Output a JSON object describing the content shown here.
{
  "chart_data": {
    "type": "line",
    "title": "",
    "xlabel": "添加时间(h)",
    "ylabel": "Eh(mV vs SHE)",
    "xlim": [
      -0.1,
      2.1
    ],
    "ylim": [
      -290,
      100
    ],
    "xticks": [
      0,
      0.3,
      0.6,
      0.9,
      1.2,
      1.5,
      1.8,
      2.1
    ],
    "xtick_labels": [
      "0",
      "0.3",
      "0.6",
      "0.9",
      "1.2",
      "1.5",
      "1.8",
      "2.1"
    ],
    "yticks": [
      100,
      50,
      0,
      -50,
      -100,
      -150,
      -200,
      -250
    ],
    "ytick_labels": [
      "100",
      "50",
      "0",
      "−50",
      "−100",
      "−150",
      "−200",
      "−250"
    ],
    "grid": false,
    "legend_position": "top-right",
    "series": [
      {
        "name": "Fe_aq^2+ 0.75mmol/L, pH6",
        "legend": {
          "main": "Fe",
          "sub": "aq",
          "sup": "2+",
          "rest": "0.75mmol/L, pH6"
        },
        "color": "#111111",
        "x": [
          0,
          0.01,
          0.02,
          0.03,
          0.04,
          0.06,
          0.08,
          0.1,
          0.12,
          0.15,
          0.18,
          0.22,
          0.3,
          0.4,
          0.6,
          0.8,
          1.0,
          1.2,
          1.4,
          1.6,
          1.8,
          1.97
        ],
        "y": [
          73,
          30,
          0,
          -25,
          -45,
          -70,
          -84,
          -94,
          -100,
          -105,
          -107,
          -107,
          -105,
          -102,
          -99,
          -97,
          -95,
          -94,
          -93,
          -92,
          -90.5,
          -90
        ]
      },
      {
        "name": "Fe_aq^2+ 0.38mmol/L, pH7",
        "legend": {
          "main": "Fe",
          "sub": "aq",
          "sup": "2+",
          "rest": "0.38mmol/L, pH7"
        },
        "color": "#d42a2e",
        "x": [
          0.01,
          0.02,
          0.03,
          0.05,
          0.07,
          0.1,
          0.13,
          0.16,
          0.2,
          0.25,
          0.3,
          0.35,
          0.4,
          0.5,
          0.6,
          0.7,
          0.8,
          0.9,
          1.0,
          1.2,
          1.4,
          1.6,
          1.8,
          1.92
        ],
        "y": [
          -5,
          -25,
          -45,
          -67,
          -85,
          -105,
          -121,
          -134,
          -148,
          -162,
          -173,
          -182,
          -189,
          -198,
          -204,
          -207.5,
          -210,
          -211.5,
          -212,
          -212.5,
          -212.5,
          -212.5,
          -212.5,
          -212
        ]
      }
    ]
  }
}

» **WORK TO COMPLETE**: Each line above must be reproduced exactly as it stands.

» **WRITTEN SOLUTION**:
Output a JSON object describing the content shown here.
{
  "chart_data": {
    "type": "line",
    "title": "",
    "xlabel": "添加时间(h)",
    "ylabel": "Eh(mV vs SHE)",
    "xlim": [
      -0.1,
      2.1
    ],
    "ylim": [
      -290,
      100
    ],
    "xticks": [
      0,
      0.3,
      0.6,
      0.9,
      1.2,
      1.5,
      1.8,
      2.1
    ],
    "xtick_labels": [
      "0",
      "0.3",
      "0.6",
      "0.9",
      "1.2",
      "1.5",
      "1.8",
      "2.1"
    ],
    "yticks": [
      100,
      50,
      0,
      -50,
      -100,
      -150,
      -200,
      -250
    ],
    "ytick_labels": [
      "100",
      "50",
      "0",
      "−50",
      "−100",
      "−150",
      "−200",
      "−250"
    ],
    "grid": false,
    "legend_position": "top-right",
    "series": [
      {
        "name": "Fe_aq^2+ 0.75mmol/L, pH6",
        "legend": {
          "main": "Fe",
          "sub": "aq",
          "sup": "2+",
          "rest": "0.75mmol/L, pH6"
        },
        "color": "#111111",
        "x": [
          0,
          0.01,
          0.02,
          0.03,
          0.04,
          0.06,
          0.08,
          0.1,
          0.12,
          0.15,
          0.18,
          0.22,
          0.3,
          0.4,
          0.6,
          0.8,
          1.0,
          1.2,
          1.4,
          1.6,
          1.8,
          1.97
        ],
        "y": [
          73,
          30,
          0,
          -25,
          -45,
          -70,
          -84,
          -94,
          -100,
          -105,
          -107,
          -107,
          -105,
          -102,
          -99,
          -97,
          -95,
          -94,
          -93,
          -92,
          -90.5,
          -90
        ]
      },
      {
        "name": "Fe_aq^2+ 0.38mmol/L, pH7",
        "legend": {
          "main": "Fe",
          "sub": "aq",
          "sup": "2+",
          "rest": "0.38mmol/L, pH7"
        },
        "color": "#d42a2e",
        "x": [
          0.01,
          0.02,
          0.03,
          0.05,
          0.07,
          0.1,
          0.13,
          0.16,
          0.2,
          0.25,
          0.3,
          0.35,
          0.4,
          0.5,
          0.6,
          0.7,
          0.8,
          0.9,
          1.0,
          1.2,
          1.4,
          1.6,
          1.8,
          1.92
        ],
        "y": [
          -5,
          -25,
          -45,
          -67,
          -85,
          -105,
          -121,
          -134,
          -148,
          -162,
          -173,
          -182,
          -189,
          -198,
          -204,
          -207.5,
          -210,
          -211.5,
          -212,
          -212.5,
          -212.5,
          -212.5,
          -212.5,
          -212
        ]
      }
    ]
  }
}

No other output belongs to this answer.